◆ **Passage for review**
- Opening Delimiter -

7:33 pm on Aug 29, 2003 (gmt 0)

10+ Year Member



>Just remember - this is not the guy <

He probably would have been if he could have been. I agree; life without a computer would be a fitting punishment. Better: shot at dawn, except his youth and immaturity would get him out of that sentence.

bcolflesh

7:39 pm on Aug 29, 2003 (gmt 0)

WebmasterWorld Senior Member 10+ Year Member



He probably would have been if he could have been.

Way to rationalize it! The actual people who need to be shot at dawn are the sysadmins who had months to patch their systems and did not - and the buyers/managers/implementers who are using Windows systems for jobs they are just incapable of handling securely.

netguy

7:41 pm on Aug 29, 2003 (gmt 0)

WebmasterWorld Senior Member 10+ Year Member



Associated Press:
"The FBI said in court documents that at least 7,000 computers were infected by Parson's software, and Symantec said the worm and its variants infected more than 500,000 computers worldwide. Experts consider it one of the worst outbreaks this year."

[news.yahoo.com...]

bcolflesh, it would appear this kid had a pretty good start on the problems, but if there are other culprits, share the link.

As far as the sysadmins not doing their job, you'll find no arguments from me on that! I'm still getting about the same number of emails that I did when this started, so obviously there are still TONS of people ignoring their security.

txbakers

7:54 pm on Aug 29, 2003 (gmt 0)

WebmasterWorld Senior Member 10+ Year Member



I had a student once get caught breaking into the school network and sending everyone a break message.

I scolded him for sending the message. "Why did you have to announce it?"

That's why most criminals get caught - they can't help but share their exploits.

bcolflesh

8:03 pm on Aug 29, 2003 (gmt 0)

WebmasterWorld Senior Member 10+ Year Member



That's because the FBI can't get the real author(s) - Sowhat, who posted the source here:

[xfocus.net...]

The FBI is just set to make an example of a kid who took the code, changed some strings and stupidly told somebody - again, Parsons variant has not been detected on more than 20 machines by any tracking sites up to this moment.

bcolflesh

8:18 pm on Aug 29, 2003 (gmt 0)

WebmasterWorld Senior Member 10+ Year Member



Maybe interesting - his handle is an expired username on WWW! You can check out his site cache before Google is told to remove it here:

<edit> - dupe of first post link - sorry!

bcolflesh

8:29 pm on Aug 29, 2003 (gmt 0)

WebmasterWorld Senior Member 10+ Year Member



Symantec's assessment here:

securityresponse.symantec.com/avcenter/venc/data/w32.blaster.b.worm.html

They estimate up to 50 "infections".

netguy

8:46 pm on Aug 29, 2003 (gmt 0)

WebmasterWorld Senior Member 10+ Year Member




All these guys start with '50 infections'...

If the FBI has the wrong guy, and he did not infect 7,000 machines as they stated, its not because the kid wasn't trying.

I hope they throw the book at the derelict, and maybe it will discourage some others.

EliteWeb

8:54 pm on Aug 29, 2003 (gmt 0)

- Closing Delimiter -

◆ **Data section**
- Opening Delimiter -

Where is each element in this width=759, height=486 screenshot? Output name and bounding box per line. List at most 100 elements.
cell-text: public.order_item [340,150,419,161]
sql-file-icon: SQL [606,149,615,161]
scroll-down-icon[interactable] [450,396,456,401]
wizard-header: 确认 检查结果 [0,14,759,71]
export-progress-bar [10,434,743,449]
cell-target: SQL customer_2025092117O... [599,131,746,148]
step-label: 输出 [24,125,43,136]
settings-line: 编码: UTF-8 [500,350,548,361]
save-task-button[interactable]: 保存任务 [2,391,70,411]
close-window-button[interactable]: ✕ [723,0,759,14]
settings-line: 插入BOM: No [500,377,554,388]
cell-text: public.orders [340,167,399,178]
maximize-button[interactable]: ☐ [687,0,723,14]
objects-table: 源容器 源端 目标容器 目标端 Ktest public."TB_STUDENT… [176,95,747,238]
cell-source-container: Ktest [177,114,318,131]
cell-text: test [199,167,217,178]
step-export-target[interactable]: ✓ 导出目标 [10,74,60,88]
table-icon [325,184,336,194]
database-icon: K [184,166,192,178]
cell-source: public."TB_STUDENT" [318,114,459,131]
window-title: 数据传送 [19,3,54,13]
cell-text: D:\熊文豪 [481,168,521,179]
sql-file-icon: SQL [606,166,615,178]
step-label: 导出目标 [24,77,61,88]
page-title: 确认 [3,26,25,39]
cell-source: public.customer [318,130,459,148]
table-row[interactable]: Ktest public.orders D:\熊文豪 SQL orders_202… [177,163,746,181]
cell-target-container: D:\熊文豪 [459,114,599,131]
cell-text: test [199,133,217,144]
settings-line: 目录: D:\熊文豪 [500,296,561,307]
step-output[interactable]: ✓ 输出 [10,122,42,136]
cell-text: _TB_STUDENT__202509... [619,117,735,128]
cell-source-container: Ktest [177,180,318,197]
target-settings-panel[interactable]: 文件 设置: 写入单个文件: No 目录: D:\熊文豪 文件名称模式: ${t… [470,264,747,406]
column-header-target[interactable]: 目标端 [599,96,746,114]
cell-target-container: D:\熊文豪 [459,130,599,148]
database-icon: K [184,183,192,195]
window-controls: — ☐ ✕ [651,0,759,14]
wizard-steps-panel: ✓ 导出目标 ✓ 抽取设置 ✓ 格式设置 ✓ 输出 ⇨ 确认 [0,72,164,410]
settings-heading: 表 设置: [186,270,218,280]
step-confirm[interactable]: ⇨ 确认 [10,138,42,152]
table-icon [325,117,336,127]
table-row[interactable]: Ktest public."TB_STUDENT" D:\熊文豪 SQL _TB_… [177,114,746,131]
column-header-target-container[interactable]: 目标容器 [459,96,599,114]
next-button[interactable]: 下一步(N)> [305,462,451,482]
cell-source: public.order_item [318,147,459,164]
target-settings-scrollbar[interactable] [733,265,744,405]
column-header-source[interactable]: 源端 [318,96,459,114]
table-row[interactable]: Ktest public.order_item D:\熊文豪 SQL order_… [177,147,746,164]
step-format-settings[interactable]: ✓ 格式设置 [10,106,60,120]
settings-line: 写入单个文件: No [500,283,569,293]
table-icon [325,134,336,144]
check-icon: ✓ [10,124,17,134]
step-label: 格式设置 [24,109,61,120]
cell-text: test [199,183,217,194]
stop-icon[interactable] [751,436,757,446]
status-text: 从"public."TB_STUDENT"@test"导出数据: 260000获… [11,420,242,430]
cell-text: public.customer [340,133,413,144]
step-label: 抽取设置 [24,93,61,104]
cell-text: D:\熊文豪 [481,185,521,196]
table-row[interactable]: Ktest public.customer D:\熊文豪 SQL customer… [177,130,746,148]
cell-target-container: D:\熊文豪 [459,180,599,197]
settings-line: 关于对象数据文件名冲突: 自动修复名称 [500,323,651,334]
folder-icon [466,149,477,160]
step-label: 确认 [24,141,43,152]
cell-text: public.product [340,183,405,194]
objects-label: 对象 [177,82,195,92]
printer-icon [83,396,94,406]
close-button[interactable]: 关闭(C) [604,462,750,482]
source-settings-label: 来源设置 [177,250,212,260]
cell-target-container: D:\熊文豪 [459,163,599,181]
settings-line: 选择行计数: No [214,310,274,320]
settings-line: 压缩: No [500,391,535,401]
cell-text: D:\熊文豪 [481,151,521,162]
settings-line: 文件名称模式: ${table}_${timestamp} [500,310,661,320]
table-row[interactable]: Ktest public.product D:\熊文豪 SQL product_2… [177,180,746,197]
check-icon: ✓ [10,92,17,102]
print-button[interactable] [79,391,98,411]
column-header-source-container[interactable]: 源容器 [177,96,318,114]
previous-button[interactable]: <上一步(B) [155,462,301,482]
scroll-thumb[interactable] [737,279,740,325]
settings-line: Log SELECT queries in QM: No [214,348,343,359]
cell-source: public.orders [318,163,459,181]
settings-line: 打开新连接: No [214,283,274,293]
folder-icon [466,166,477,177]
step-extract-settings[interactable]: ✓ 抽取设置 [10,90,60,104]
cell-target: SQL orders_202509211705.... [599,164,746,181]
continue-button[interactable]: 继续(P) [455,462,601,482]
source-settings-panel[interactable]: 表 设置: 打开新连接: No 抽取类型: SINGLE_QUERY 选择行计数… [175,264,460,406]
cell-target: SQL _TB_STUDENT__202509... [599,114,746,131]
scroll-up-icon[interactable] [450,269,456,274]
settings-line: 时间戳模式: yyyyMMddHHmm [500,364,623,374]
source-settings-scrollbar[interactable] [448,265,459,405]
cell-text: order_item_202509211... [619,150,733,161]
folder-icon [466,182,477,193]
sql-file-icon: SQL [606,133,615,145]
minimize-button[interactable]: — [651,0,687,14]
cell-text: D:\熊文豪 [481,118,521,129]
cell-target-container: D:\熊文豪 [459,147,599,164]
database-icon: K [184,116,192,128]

- Closing Delimiter -

Translate this sentence from the forum thread into Spanish: "That's why most criminals get caught - they can't help but share their exploits."

◆ **Exercise solution**
Por eso atrapan a la mayoría de los delincuentes: no pueden evitar contar sus hazañas.